╭──
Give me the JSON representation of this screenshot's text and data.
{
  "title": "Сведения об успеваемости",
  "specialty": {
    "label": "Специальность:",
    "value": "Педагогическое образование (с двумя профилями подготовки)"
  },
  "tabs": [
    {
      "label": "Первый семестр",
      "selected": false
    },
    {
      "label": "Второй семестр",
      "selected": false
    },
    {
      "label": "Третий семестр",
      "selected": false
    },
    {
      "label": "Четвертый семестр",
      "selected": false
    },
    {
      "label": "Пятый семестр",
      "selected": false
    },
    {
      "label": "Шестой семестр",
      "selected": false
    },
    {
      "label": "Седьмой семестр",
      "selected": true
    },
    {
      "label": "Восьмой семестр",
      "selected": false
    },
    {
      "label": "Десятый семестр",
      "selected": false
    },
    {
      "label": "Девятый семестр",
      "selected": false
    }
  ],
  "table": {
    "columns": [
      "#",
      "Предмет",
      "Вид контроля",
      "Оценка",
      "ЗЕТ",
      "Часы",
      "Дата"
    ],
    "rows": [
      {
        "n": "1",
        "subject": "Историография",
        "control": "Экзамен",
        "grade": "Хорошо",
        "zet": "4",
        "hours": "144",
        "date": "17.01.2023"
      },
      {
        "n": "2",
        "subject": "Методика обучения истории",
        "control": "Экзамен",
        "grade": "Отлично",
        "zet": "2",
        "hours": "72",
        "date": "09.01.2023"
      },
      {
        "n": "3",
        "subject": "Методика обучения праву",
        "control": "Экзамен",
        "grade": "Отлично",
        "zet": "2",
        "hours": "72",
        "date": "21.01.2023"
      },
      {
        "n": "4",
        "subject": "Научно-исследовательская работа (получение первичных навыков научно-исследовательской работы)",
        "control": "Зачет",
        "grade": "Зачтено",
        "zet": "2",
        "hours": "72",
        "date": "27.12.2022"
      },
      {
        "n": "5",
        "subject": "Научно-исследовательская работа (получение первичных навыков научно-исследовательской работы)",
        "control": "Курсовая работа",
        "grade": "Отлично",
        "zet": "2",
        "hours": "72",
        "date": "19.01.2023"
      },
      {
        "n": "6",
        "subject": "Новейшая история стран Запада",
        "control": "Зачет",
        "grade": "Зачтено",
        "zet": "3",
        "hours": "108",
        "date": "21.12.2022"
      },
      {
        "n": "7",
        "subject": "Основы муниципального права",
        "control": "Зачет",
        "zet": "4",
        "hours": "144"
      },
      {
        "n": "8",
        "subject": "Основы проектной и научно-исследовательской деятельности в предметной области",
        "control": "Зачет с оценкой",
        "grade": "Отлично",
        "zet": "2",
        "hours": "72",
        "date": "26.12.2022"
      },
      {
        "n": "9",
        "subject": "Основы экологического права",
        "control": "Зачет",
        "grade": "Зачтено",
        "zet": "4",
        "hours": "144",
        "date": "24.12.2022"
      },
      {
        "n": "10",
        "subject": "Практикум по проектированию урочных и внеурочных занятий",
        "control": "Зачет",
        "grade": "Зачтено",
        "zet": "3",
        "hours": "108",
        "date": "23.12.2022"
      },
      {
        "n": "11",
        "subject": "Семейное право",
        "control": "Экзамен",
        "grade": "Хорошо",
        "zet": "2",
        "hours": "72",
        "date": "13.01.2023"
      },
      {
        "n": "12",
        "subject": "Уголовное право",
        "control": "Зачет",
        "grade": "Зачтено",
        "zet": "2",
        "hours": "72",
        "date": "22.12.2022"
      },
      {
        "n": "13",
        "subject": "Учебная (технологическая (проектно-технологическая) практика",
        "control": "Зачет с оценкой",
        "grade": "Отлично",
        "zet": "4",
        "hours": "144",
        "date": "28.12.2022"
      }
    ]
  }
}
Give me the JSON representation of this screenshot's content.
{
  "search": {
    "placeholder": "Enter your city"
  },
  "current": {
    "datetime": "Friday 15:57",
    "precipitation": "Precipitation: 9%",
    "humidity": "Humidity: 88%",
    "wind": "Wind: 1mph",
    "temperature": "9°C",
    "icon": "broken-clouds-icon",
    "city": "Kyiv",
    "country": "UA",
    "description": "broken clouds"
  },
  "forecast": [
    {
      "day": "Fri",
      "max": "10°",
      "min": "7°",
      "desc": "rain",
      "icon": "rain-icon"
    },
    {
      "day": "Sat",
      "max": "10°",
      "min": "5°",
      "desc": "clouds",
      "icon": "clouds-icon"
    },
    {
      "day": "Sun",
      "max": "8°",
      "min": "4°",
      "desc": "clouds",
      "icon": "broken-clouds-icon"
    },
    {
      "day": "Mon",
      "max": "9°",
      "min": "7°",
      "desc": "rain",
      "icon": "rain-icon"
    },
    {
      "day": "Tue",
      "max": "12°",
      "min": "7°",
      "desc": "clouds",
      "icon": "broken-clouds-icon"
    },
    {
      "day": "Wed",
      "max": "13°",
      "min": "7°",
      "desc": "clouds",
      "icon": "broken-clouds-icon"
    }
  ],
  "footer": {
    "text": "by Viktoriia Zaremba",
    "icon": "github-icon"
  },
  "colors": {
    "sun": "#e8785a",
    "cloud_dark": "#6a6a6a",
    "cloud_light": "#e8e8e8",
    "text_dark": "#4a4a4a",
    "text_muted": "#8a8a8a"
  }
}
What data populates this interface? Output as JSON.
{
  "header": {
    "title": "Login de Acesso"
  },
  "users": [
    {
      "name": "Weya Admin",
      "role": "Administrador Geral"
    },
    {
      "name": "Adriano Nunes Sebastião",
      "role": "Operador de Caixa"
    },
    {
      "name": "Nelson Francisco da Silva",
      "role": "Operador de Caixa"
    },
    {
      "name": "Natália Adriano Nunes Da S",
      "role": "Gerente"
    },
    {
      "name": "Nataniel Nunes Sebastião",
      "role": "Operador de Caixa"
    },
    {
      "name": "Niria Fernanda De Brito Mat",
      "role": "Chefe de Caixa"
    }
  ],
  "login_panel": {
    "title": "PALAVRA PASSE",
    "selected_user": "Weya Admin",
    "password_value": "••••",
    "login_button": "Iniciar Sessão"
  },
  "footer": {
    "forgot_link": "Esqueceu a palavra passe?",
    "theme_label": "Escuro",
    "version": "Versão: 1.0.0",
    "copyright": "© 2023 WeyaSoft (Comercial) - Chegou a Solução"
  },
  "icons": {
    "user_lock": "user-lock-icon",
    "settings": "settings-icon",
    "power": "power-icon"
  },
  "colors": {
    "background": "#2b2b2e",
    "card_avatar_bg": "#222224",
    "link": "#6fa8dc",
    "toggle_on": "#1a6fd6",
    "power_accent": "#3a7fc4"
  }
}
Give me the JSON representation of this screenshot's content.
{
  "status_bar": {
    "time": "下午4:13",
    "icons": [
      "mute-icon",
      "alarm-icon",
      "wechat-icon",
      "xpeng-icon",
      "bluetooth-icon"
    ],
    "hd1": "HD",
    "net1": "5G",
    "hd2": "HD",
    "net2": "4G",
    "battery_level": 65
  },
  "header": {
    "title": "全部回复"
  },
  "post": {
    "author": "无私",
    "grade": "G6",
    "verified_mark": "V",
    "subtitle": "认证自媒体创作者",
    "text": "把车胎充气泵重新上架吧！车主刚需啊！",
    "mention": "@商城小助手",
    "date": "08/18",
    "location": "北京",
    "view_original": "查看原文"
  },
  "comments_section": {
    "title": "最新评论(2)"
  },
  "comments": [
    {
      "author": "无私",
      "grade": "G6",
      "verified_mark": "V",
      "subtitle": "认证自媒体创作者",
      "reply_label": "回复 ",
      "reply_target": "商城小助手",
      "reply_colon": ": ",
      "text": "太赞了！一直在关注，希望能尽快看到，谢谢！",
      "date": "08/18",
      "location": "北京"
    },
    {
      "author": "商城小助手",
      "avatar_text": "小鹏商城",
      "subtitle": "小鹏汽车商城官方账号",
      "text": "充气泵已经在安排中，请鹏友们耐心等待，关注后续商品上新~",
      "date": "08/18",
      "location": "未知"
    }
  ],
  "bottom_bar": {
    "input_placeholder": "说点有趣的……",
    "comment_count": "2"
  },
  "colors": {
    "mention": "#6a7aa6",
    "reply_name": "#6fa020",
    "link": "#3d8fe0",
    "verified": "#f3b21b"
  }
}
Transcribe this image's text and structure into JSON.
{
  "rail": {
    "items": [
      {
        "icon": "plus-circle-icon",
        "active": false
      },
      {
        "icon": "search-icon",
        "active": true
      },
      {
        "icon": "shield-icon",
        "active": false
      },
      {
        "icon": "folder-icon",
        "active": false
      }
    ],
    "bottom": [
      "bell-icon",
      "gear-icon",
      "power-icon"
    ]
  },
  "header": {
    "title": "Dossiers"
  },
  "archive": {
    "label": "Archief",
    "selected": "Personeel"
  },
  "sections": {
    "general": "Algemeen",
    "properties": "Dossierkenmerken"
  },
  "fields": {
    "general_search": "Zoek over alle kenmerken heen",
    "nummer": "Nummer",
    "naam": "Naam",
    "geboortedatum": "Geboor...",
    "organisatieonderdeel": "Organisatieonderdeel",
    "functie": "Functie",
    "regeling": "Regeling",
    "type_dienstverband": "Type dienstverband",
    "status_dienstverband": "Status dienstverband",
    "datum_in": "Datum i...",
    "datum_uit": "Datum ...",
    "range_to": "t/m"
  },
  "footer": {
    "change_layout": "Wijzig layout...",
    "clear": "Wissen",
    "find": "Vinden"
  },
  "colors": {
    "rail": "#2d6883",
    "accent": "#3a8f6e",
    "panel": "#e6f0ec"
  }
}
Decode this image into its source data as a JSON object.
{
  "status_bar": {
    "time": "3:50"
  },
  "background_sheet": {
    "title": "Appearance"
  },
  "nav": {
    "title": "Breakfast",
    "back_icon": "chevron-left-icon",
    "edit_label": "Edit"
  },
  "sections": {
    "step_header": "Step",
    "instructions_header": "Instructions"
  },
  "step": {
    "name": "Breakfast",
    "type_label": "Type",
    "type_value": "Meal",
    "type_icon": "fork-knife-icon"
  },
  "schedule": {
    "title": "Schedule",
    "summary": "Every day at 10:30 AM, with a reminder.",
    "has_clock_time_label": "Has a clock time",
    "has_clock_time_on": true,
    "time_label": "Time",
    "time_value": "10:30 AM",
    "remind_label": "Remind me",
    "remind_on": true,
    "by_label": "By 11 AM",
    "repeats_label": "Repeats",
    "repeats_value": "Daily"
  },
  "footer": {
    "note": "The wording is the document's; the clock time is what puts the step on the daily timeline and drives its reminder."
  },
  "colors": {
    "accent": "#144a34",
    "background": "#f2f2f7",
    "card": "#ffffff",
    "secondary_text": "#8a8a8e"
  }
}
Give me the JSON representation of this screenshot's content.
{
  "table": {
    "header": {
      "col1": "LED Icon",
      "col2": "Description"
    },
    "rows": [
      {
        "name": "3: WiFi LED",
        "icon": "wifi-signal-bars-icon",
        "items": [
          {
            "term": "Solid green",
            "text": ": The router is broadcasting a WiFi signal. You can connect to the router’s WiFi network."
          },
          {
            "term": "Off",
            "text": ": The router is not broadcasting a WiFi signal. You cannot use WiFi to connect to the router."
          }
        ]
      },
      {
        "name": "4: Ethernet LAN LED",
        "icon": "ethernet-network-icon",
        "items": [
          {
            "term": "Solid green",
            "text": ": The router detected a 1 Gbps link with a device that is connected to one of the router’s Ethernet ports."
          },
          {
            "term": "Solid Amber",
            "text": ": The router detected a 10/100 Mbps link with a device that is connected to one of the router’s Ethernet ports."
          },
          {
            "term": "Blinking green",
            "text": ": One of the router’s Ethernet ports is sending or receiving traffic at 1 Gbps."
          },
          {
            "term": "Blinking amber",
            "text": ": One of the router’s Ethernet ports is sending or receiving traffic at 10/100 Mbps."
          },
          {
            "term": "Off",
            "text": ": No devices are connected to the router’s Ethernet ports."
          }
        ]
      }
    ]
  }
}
╰──
◆ **Exercise objective**
Where a line holds "broadcasting", copy it out.

◆ **Solution to the exercise**
            "text": ": The router is broadcasting a WiFi signal. You can connect to the router’s WiFi network."
            "text": ": The router is not broadcasting a WiFi signal. You cannot use WiFi to connect to the router."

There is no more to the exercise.